**EXERCISE**
Copy the lines holding the word "Management", all of them.

**GIVEN DATA**
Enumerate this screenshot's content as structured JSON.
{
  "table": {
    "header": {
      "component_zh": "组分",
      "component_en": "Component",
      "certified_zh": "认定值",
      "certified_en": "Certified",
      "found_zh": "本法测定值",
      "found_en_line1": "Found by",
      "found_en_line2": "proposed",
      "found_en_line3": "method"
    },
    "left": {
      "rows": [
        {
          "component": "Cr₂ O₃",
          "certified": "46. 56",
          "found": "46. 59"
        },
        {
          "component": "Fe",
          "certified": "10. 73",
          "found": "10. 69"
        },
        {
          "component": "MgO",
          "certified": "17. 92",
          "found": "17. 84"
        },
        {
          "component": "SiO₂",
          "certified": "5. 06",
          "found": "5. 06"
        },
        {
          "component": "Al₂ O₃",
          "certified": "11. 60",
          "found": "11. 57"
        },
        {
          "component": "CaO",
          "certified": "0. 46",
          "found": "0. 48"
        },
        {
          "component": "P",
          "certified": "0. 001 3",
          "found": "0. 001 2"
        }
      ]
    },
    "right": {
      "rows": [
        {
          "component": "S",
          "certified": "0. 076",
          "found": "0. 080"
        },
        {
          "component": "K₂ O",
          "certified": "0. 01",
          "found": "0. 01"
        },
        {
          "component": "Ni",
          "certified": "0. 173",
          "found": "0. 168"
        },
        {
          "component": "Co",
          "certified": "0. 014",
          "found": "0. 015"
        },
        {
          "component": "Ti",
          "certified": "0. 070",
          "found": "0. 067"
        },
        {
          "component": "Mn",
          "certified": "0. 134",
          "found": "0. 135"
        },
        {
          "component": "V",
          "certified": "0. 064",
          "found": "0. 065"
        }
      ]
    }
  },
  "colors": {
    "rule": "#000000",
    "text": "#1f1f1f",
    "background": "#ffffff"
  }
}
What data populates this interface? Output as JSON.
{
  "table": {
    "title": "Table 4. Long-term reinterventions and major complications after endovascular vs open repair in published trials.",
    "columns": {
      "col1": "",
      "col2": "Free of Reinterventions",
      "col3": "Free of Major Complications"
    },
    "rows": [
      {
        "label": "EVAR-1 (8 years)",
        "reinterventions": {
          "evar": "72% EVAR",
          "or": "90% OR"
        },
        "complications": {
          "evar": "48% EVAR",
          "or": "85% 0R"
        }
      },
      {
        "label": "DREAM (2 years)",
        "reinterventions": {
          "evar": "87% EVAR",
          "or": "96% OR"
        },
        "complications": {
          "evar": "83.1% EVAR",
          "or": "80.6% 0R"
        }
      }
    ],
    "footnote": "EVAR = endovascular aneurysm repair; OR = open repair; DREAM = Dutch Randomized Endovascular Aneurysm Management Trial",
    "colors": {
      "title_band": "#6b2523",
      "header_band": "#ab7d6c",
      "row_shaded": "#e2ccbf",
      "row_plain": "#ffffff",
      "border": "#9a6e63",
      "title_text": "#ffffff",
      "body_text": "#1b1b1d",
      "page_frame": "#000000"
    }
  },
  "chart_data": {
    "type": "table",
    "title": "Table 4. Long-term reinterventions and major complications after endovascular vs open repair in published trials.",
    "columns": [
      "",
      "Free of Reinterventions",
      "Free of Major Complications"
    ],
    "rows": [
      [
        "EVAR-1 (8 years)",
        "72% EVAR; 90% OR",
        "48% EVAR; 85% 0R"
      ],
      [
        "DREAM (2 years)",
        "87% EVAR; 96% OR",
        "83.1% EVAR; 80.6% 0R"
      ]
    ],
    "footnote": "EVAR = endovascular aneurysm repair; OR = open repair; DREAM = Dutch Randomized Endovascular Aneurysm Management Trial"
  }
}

**FULL OUTPUT**
    "footnote": "EVAR = endovascular aneurysm repair; OR = open repair; DREAM = Dutch Randomized Endovascular Aneurysm Management Trial",
    "footnote": "EVAR = endovascular aneurysm repair; OR = open repair; DREAM = Dutch Randomized Endovascular Aneurysm Management Trial"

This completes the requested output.